Data excerpts
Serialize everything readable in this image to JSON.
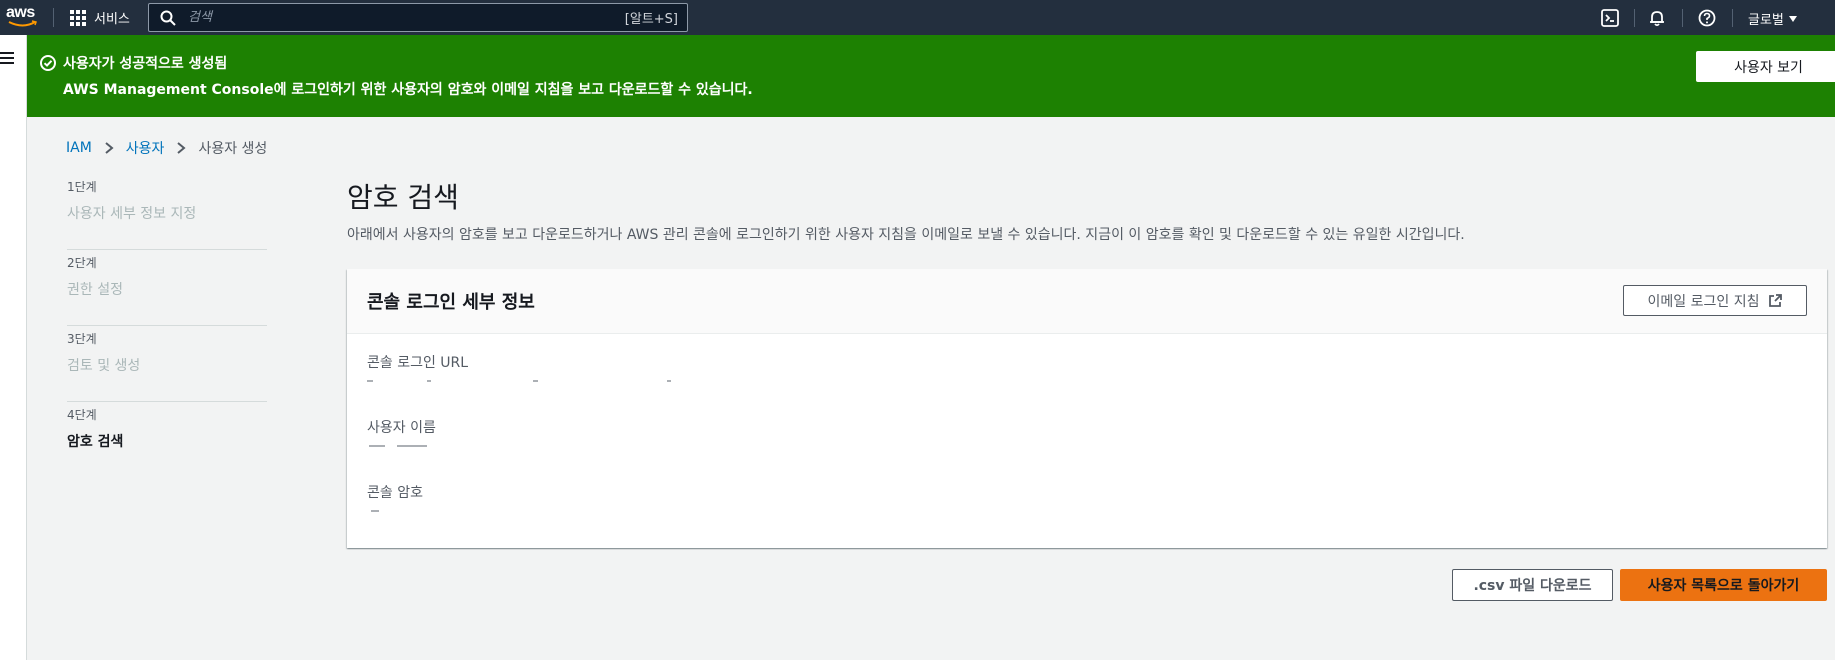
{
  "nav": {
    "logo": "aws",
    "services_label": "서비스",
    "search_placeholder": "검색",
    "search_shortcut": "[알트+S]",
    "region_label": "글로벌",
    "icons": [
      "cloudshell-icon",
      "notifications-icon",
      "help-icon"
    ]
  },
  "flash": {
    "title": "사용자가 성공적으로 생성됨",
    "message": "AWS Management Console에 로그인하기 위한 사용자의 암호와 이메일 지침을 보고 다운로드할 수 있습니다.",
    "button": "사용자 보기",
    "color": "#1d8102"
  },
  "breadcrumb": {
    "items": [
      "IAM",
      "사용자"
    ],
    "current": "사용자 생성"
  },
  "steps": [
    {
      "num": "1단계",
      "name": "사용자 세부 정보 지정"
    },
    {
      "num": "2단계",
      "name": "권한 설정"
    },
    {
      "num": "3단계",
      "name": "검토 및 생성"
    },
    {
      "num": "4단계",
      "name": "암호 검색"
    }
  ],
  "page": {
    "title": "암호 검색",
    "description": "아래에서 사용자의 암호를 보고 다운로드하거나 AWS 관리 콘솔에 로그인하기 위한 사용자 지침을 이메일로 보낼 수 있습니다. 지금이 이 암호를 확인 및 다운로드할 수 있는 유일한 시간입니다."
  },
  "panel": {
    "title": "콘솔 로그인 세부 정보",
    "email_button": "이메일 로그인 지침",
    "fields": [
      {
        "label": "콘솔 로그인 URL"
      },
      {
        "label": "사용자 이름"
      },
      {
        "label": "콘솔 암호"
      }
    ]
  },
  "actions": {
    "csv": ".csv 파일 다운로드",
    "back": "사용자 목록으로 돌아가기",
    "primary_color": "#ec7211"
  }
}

● Task directions
Omit pictures; set down the rest of the material word for word.

● Full answer
Serialize everything readable in this image to JSON.
{
  "nav": {
    "logo": "aws",
    "services_label": "서비스",
    "search_placeholder": "검색",
    "search_shortcut": "[알트+S]",
    "region_label": "글로벌",
    "icons": [
      "cloudshell-icon",
      "notifications-icon",
      "help-icon"
    ]
  },
  "flash": {
    "title": "사용자가 성공적으로 생성됨",
    "message": "AWS Management Console에 로그인하기 위한 사용자의 암호와 이메일 지침을 보고 다운로드할 수 있습니다.",
    "button": "사용자 보기",
    "color": "#1d8102"
  },
  "breadcrumb": {
    "items": [
      "IAM",
      "사용자"
    ],
    "current": "사용자 생성"
  },
  "steps": [
    {
      "num": "1단계",
      "name": "사용자 세부 정보 지정"
    },
    {
      "num": "2단계",
      "name": "권한 설정"
    },
    {
      "num": "3단계",
      "name": "검토 및 생성"
    },
    {
      "num": "4단계",
      "name": "암호 검색"
    }
  ],
  "page": {
    "title": "암호 검색",
    "description": "아래에서 사용자의 암호를 보고 다운로드하거나 AWS 관리 콘솔에 로그인하기 위한 사용자 지침을 이메일로 보낼 수 있습니다. 지금이 이 암호를 확인 및 다운로드할 수 있는 유일한 시간입니다."
  },
  "panel": {
    "title": "콘솔 로그인 세부 정보",
    "email_button": "이메일 로그인 지침",
    "fields": [
      {
        "label": "콘솔 로그인 URL"
      },
      {
        "label": "사용자 이름"
      },
      {
        "label": "콘솔 암호"
      }
    ]
  },
  "actions": {
    "csv": ".csv 파일 다운로드",
    "back": "사용자 목록으로 돌아가기",
    "primary_color": "#ec7211"
  }
}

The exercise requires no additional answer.